Stored dataset items:
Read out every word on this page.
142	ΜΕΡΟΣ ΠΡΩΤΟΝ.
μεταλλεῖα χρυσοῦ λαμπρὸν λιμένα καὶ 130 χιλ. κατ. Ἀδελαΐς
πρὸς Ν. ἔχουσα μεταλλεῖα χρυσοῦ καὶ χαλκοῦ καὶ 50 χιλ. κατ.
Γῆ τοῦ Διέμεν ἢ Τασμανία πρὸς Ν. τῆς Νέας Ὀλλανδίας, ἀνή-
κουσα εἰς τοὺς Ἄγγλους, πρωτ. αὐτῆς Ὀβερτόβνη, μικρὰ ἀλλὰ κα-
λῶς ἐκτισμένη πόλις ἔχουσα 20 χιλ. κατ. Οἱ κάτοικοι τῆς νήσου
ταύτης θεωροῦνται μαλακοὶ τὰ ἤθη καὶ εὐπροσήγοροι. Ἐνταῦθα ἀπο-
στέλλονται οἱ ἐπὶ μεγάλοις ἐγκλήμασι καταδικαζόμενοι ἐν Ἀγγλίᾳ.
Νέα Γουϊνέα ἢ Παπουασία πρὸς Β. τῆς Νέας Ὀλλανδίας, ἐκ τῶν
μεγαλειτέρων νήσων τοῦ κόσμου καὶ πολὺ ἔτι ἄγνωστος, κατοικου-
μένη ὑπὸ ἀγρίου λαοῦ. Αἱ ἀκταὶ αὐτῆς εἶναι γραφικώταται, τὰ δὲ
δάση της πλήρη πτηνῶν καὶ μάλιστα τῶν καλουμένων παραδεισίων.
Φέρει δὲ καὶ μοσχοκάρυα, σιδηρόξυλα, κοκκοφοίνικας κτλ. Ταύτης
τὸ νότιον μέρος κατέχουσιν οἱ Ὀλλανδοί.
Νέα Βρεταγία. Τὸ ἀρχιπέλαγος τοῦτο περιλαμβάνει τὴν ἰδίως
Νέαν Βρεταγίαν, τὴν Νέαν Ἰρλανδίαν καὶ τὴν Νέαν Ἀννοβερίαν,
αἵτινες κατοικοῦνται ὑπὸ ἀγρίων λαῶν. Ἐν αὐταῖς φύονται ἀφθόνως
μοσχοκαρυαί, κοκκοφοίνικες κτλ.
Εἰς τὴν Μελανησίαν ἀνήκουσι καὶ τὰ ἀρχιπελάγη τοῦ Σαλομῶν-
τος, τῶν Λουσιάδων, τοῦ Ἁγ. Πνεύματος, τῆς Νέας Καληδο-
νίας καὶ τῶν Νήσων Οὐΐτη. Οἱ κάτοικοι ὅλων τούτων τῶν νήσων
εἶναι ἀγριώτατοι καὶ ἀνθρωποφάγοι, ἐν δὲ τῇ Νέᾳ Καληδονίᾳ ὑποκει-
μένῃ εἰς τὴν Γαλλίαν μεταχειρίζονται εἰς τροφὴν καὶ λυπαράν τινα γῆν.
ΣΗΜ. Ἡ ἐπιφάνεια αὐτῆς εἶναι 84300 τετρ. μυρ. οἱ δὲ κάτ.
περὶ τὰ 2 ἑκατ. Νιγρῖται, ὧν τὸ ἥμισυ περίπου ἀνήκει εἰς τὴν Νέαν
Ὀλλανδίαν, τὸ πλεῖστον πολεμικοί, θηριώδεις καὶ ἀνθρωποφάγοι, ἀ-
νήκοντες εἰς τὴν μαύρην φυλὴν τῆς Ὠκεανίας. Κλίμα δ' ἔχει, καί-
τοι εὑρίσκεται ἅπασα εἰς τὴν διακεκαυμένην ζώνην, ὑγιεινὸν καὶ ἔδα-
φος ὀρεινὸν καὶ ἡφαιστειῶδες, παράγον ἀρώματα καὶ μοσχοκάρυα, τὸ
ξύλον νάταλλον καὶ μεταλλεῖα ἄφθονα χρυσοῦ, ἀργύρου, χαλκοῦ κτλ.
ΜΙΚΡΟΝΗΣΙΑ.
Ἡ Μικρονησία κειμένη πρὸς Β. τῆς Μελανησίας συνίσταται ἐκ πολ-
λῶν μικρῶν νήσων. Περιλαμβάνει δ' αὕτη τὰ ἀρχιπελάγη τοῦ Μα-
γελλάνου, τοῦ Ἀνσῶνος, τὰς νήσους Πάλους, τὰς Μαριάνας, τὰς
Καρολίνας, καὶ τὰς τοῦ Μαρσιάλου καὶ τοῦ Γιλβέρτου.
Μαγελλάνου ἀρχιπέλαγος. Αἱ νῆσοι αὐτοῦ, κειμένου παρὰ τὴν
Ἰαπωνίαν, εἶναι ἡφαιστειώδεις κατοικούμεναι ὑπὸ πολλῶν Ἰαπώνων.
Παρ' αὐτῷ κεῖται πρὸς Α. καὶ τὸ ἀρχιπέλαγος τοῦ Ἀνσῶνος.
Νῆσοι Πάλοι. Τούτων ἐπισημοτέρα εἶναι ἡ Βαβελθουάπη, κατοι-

--

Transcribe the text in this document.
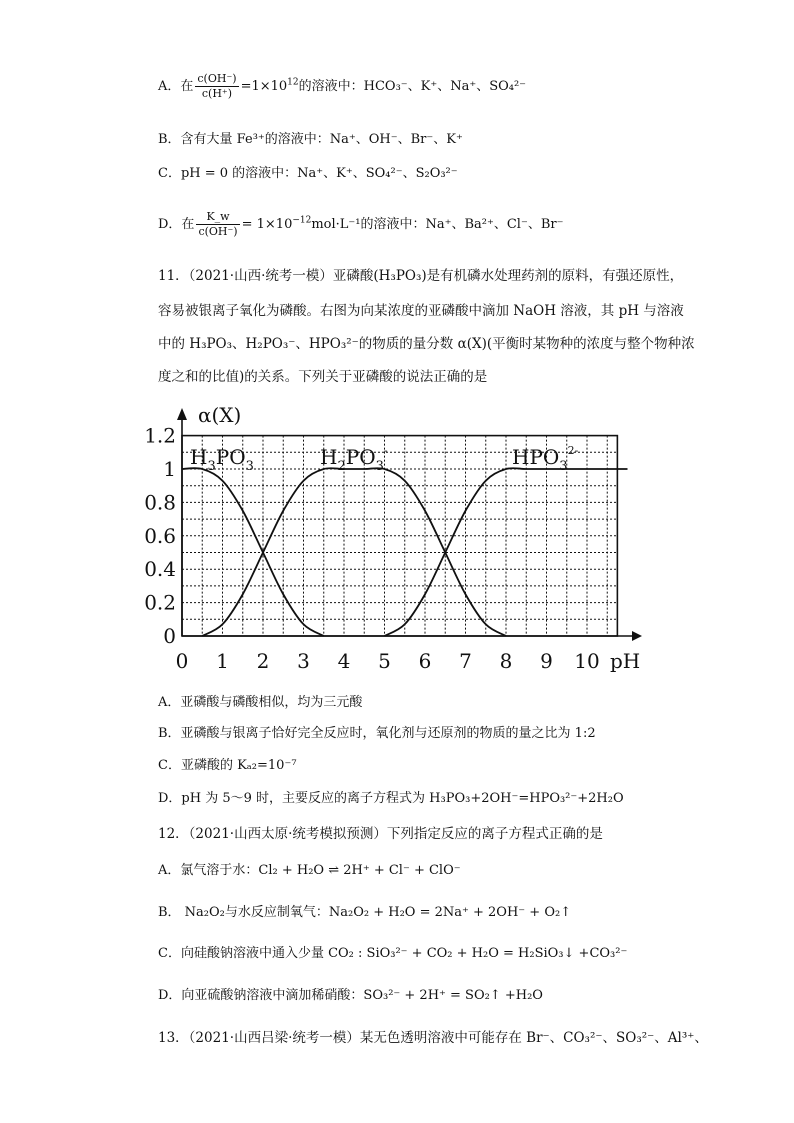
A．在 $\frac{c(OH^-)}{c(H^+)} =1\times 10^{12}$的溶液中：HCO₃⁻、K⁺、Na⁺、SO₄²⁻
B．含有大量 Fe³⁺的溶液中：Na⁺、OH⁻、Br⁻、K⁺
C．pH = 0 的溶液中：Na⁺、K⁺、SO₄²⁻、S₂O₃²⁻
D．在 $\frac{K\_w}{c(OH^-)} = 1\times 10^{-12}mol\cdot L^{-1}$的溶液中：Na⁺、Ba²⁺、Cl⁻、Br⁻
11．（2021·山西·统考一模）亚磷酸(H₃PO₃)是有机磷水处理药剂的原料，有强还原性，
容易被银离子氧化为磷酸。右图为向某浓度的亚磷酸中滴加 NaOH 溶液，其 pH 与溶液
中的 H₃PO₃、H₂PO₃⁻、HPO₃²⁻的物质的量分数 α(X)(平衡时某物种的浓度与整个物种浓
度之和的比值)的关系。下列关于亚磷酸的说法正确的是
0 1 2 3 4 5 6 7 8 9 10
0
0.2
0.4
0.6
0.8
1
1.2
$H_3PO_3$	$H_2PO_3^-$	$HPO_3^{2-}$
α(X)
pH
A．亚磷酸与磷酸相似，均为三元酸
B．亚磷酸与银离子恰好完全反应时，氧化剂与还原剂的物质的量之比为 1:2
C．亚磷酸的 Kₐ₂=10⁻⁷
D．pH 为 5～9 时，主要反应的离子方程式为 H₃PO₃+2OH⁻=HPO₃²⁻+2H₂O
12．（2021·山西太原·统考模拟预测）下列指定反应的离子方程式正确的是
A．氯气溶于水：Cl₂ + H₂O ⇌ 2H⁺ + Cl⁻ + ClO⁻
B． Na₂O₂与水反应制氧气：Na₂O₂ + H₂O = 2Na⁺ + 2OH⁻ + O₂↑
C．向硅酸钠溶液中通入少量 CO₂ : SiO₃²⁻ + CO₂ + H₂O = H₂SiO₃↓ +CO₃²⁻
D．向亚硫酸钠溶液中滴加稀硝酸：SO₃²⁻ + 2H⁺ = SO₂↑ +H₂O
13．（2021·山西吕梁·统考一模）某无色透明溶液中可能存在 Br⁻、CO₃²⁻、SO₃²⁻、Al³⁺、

---

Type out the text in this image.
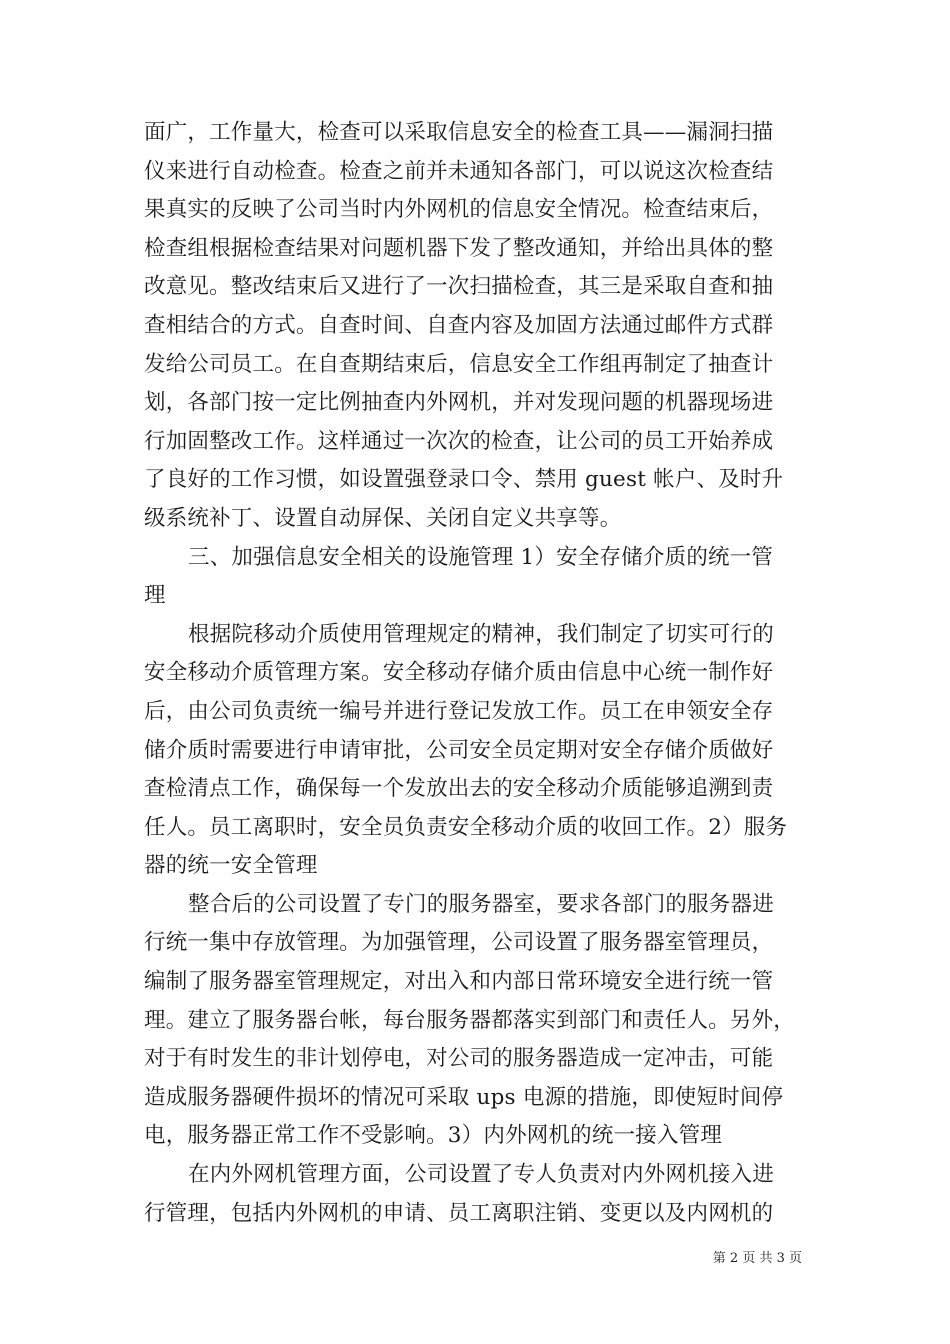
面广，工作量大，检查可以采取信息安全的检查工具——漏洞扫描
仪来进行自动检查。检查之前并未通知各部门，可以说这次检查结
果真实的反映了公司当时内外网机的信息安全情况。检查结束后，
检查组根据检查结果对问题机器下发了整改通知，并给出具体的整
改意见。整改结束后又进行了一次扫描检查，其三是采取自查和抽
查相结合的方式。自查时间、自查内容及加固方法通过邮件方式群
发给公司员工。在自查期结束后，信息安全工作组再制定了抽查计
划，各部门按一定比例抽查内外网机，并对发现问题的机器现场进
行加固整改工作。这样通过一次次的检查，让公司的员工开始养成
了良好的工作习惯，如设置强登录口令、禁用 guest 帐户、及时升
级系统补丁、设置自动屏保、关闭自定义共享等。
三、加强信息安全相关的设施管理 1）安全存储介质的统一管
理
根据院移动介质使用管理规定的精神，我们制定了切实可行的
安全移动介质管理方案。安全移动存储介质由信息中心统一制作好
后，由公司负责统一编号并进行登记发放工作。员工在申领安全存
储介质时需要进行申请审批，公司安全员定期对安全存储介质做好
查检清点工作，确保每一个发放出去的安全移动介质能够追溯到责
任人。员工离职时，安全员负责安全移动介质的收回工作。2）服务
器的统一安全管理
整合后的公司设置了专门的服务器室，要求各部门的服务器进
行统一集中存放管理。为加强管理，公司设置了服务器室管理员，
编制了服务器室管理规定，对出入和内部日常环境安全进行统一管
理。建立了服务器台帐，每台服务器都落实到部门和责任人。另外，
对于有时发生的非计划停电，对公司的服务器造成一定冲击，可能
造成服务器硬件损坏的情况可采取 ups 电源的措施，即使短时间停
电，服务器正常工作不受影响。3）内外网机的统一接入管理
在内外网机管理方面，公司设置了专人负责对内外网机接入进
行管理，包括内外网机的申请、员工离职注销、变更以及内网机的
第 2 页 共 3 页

**Job:**
Pull every line containing "χαλκοῦ" from the data.

**Correct result:**
πρὸς Ν. ἔχουσα μεταλλεῖα χρυσοῦ καὶ χαλκοῦ καὶ 50 χιλ. κατ.
ξύλον νάταλλον καὶ μεταλλεῖα ἄφθονα χρυσοῦ, ἀργύρου, χαλκοῦ κτλ.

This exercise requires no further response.